### Work to do:
Extract every line that contains the word "социальной".

### Dataset records:
▽

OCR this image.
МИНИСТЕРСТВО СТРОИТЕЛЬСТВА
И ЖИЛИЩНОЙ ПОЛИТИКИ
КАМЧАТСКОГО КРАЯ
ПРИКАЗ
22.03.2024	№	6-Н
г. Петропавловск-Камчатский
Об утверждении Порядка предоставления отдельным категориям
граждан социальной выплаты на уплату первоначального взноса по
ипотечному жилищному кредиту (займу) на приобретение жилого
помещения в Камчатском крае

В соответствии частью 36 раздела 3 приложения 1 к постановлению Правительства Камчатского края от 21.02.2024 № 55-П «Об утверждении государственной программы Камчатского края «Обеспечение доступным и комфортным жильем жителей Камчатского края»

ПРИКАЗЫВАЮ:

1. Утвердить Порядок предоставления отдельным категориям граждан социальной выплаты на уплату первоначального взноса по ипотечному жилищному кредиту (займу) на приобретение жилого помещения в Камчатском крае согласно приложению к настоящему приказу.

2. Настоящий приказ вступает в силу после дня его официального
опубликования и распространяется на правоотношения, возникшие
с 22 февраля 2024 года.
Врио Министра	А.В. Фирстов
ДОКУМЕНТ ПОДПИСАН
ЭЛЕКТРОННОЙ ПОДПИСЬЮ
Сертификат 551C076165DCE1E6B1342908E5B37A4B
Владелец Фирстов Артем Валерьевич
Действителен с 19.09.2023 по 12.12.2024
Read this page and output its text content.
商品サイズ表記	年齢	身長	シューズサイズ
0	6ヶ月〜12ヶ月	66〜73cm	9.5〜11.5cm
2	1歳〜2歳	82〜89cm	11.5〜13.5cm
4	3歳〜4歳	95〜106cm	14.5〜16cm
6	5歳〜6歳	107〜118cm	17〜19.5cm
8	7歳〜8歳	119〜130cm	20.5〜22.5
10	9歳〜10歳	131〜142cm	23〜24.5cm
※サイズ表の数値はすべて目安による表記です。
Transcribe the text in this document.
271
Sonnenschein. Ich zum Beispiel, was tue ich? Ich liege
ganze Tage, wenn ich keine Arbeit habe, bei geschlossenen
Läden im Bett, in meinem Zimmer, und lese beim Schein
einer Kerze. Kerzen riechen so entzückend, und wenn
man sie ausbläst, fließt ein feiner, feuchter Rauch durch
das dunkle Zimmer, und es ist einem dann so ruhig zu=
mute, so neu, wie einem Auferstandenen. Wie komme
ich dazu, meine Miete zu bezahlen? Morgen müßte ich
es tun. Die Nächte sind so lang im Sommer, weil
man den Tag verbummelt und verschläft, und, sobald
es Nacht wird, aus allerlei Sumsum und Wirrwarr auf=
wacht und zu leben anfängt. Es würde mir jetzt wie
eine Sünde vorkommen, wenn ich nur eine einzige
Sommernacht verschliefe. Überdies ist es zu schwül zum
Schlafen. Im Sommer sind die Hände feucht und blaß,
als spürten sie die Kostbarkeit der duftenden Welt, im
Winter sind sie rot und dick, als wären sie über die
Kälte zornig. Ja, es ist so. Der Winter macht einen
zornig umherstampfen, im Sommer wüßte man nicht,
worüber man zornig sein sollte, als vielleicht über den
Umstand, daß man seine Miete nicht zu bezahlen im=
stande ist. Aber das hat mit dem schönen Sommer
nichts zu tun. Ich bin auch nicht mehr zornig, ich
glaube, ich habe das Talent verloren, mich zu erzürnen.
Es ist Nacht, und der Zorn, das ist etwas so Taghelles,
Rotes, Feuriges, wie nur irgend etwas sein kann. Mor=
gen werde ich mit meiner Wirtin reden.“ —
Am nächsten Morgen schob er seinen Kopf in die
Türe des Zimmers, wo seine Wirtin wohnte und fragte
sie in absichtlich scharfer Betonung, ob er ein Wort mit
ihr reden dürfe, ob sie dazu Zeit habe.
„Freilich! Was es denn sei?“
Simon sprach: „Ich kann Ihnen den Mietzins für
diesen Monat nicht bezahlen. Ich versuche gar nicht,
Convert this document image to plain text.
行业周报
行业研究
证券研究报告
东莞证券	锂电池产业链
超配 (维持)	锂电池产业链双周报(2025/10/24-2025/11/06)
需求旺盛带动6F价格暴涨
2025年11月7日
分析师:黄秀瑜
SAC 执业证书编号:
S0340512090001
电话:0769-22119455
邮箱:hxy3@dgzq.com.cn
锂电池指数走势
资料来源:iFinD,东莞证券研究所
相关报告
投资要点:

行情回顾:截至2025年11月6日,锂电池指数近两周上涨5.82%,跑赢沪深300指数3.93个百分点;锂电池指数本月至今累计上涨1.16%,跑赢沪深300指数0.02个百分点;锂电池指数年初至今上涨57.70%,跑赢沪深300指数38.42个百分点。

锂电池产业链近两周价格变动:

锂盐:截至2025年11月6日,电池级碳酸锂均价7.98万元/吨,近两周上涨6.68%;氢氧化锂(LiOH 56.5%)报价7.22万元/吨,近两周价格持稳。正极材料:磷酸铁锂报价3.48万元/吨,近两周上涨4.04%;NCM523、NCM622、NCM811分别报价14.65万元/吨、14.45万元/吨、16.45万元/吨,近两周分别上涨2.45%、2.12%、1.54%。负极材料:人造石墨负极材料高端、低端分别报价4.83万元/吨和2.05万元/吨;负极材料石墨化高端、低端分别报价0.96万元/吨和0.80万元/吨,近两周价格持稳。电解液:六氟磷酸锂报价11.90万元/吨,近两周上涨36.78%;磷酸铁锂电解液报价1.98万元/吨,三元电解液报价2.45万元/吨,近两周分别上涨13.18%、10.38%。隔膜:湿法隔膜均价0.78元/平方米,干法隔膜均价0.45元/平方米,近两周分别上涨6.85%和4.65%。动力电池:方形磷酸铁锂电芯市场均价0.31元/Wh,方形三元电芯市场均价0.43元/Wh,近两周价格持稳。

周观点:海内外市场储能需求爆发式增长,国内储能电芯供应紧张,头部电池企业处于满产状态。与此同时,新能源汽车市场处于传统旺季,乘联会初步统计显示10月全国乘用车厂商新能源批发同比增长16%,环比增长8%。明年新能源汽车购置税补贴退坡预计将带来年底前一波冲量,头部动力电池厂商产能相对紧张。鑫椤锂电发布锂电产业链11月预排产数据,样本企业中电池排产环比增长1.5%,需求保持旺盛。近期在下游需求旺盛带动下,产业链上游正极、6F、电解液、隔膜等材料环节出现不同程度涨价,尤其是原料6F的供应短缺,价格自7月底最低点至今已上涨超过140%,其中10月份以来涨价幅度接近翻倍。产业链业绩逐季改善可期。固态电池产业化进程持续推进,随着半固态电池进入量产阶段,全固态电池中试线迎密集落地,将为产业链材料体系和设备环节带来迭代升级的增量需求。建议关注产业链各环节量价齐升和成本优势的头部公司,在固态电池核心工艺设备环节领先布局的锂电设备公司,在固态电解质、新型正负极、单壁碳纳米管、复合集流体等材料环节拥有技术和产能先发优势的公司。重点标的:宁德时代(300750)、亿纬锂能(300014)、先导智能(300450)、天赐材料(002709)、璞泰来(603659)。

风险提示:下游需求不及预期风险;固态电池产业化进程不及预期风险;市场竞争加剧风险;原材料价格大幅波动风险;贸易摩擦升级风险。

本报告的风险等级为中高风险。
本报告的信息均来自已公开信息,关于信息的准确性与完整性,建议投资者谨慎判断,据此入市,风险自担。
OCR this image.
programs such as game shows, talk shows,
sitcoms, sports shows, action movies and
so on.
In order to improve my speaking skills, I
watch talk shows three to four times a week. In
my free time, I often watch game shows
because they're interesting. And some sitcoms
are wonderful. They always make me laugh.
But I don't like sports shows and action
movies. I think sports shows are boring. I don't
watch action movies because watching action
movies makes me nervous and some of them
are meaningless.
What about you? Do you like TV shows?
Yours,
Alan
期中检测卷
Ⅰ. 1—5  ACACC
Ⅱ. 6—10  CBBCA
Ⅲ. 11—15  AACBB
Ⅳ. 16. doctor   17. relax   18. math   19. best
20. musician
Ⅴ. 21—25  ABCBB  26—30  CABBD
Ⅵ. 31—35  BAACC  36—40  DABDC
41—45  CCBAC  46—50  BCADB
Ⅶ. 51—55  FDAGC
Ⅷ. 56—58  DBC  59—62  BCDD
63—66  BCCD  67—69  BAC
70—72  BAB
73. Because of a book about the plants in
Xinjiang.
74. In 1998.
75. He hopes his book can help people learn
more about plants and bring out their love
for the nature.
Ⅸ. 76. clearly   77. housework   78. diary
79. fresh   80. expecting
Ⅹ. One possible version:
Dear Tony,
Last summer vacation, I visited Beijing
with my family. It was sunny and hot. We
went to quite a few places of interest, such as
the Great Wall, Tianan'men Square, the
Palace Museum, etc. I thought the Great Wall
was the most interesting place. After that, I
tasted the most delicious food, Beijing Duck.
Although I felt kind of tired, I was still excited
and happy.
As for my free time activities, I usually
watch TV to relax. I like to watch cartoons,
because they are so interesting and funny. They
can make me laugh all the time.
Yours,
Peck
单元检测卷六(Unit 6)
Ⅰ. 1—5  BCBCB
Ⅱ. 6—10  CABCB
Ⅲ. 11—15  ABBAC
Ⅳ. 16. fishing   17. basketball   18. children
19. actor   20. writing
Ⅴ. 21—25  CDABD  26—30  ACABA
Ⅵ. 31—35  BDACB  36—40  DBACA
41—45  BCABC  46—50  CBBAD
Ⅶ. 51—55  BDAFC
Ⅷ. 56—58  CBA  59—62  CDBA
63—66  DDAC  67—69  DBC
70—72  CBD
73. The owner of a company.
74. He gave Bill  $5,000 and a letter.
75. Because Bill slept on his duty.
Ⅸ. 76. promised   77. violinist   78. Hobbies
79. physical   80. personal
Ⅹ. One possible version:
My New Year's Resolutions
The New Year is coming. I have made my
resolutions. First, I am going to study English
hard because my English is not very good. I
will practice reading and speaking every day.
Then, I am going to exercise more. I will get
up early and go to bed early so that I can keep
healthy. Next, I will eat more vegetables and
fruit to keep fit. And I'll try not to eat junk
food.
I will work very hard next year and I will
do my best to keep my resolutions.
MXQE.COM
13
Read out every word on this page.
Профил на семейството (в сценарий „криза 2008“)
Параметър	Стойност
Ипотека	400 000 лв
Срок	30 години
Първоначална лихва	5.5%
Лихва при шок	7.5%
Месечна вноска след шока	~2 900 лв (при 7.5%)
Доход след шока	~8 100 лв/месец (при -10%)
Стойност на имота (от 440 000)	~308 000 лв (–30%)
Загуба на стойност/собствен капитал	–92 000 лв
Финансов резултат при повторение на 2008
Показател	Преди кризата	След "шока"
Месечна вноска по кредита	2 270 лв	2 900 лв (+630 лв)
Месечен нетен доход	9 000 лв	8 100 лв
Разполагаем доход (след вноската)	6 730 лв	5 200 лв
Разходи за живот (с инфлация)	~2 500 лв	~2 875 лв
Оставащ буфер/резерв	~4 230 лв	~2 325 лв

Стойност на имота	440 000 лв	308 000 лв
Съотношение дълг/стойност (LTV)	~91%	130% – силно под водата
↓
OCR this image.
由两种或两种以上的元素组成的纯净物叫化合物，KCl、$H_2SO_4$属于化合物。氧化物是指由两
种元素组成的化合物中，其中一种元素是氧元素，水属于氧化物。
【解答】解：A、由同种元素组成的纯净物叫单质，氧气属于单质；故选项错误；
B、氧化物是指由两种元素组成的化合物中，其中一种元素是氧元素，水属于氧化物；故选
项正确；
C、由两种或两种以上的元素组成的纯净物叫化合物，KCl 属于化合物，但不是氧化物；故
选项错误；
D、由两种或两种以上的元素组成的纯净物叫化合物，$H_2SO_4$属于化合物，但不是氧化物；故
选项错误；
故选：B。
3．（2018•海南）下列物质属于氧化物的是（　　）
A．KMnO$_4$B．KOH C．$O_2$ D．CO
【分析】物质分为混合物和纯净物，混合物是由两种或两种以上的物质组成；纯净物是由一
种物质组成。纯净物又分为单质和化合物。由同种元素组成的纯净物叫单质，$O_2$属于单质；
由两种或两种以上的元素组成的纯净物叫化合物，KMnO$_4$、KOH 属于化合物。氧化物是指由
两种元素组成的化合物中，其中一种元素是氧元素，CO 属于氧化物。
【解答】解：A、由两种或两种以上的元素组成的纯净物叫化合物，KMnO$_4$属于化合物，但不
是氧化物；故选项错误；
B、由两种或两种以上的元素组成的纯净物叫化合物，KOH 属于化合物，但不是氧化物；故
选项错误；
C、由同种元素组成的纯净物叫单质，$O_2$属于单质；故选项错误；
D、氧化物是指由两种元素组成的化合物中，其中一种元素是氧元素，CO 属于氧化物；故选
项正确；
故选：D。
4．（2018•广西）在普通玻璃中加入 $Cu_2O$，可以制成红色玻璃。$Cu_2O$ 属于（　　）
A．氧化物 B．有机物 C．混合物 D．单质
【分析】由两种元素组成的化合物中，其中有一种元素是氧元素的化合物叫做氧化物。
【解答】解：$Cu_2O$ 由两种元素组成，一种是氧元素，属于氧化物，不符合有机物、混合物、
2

△

### Final answer:
граждан социальной выплаты на уплату первоначального взноса по
1. Утвердить Порядок предоставления отдельным категориям граждан социальной выплаты на уплату первоначального взноса по ипотечному жилищному кредиту (займу) на приобретение жилого помещения в Камчатском крае согласно приложению к настоящему приказу.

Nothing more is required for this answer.